From the listing below, pull out the lines that hold "ylabel".

= RECORDED DATA =
* * * *

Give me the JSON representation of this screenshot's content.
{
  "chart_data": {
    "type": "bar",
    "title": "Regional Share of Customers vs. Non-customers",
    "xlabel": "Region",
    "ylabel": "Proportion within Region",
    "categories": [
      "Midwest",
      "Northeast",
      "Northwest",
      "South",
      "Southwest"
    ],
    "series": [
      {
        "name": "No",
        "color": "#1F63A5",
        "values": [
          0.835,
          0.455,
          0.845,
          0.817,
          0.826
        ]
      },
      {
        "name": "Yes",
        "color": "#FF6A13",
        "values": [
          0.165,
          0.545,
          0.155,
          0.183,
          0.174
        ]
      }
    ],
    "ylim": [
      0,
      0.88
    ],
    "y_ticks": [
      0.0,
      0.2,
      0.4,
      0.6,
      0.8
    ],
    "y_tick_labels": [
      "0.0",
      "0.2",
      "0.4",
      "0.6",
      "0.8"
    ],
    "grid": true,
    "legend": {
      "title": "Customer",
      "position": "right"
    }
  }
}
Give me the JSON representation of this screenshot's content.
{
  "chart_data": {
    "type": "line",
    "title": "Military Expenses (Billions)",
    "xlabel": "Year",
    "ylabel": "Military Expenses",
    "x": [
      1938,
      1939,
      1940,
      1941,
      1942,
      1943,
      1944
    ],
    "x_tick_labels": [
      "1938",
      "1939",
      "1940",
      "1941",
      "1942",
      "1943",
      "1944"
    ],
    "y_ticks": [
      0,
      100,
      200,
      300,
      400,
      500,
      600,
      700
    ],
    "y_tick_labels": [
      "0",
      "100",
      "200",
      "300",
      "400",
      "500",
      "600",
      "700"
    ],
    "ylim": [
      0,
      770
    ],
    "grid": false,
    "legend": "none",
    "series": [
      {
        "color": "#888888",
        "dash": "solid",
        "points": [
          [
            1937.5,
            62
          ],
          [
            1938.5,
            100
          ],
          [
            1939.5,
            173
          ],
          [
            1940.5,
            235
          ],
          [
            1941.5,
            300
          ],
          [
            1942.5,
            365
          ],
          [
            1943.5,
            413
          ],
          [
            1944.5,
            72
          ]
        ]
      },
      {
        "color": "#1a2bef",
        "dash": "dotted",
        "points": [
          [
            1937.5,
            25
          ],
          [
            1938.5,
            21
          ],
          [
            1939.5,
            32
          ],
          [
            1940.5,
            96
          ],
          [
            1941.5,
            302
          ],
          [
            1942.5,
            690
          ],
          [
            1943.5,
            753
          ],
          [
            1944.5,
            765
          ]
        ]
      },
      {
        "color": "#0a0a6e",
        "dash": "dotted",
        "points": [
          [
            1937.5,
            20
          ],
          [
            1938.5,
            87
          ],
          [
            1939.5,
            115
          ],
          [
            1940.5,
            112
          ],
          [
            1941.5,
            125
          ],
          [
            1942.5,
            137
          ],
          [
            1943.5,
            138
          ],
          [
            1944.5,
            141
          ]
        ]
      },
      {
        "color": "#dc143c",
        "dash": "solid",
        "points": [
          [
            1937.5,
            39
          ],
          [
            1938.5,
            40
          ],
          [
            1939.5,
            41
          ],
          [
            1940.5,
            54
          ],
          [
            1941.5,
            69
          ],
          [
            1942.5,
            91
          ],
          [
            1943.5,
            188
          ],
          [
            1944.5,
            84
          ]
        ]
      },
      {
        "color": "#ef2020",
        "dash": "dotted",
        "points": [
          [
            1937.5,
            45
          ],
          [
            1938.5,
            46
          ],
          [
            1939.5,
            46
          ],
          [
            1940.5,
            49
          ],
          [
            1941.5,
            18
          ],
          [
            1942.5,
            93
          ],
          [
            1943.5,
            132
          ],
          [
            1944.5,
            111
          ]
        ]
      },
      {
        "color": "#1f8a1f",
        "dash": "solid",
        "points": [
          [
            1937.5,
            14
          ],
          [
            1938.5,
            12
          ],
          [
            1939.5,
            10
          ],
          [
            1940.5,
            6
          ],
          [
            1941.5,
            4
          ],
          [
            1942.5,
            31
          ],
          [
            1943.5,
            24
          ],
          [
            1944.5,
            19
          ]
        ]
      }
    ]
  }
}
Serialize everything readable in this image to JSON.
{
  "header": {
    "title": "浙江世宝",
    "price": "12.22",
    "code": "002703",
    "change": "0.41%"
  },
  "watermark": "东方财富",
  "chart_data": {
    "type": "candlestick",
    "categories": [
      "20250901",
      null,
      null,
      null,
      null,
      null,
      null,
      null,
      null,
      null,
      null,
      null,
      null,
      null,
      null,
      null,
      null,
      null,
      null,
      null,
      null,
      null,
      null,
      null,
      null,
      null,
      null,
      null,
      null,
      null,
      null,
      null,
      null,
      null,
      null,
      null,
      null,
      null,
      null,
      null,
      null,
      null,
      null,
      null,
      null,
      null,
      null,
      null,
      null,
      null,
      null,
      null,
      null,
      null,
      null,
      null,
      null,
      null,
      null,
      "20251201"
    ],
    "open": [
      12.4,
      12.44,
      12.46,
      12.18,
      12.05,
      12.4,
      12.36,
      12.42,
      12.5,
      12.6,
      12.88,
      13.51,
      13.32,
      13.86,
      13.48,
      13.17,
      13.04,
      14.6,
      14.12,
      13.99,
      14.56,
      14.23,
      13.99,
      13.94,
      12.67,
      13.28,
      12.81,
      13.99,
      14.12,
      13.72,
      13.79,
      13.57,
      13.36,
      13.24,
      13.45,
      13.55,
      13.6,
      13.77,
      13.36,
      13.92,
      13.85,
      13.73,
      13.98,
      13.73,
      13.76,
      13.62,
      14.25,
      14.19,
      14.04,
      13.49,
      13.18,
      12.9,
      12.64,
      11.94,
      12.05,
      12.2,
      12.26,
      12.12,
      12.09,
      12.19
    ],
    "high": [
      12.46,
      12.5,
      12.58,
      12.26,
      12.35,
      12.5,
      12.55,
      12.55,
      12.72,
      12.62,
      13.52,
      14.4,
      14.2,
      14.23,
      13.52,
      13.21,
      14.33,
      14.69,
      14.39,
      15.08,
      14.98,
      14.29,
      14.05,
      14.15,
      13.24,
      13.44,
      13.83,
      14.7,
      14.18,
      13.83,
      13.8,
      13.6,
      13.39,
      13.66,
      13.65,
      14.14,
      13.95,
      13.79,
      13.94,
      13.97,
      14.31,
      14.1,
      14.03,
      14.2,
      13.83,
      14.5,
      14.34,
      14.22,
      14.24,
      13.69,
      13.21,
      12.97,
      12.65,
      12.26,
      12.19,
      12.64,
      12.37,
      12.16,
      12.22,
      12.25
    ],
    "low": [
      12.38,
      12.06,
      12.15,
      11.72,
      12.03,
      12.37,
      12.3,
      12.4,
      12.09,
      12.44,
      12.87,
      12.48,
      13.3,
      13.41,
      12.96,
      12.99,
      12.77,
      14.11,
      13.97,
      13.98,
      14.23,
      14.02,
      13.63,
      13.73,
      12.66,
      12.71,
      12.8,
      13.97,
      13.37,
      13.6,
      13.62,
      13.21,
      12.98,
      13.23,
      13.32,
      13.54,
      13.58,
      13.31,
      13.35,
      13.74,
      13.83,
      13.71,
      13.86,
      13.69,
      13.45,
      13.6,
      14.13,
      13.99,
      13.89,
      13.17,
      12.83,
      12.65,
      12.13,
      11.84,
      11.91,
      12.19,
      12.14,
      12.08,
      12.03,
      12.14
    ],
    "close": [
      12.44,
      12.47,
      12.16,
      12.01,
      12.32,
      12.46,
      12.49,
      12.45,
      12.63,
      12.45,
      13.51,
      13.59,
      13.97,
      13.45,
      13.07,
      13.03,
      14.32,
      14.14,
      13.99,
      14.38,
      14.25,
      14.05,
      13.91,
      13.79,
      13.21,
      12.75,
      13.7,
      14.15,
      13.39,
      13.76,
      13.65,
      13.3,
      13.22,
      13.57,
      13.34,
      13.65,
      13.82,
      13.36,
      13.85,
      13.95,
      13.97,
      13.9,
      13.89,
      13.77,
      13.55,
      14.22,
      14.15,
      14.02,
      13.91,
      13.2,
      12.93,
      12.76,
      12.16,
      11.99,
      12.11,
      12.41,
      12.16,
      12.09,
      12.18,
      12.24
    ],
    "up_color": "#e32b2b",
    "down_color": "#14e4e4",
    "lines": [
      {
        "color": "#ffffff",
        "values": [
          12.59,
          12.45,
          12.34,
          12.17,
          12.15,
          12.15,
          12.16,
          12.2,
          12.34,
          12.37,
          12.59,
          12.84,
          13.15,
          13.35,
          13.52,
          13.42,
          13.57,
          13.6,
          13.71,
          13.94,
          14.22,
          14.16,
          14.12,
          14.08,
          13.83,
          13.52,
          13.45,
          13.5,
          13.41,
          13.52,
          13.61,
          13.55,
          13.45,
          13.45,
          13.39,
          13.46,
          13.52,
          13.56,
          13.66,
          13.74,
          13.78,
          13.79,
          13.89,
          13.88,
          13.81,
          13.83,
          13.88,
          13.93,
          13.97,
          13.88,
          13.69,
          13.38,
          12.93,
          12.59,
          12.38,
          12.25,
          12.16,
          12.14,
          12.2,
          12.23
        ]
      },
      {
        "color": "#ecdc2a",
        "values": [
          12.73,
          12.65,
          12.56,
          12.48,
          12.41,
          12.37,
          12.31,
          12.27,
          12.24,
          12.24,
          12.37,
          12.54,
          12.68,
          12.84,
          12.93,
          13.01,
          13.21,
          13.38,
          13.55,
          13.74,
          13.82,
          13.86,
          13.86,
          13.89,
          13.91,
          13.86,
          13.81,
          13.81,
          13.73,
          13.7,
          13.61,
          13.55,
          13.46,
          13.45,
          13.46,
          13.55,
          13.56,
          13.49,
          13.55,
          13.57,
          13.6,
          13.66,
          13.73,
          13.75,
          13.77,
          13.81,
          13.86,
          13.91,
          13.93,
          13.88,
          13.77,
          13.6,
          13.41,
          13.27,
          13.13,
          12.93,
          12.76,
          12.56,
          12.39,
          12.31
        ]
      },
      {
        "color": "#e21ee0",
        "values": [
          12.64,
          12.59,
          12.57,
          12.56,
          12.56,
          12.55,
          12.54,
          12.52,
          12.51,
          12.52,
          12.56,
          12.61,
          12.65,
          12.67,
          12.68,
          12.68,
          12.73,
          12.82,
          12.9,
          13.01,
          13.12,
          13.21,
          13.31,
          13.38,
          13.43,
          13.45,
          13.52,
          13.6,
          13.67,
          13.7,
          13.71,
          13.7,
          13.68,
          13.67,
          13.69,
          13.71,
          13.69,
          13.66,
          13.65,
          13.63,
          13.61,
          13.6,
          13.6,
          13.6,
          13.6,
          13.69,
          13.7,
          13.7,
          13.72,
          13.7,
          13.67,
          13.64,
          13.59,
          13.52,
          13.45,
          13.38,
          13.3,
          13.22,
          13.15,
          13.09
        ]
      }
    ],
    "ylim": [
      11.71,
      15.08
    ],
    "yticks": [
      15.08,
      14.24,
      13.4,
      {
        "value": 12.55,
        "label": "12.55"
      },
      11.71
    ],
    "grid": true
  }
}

* * * *

= TASK SOLUTION =
    "ylabel": "Proportion within Region",
    "ylabel": "Military Expenses",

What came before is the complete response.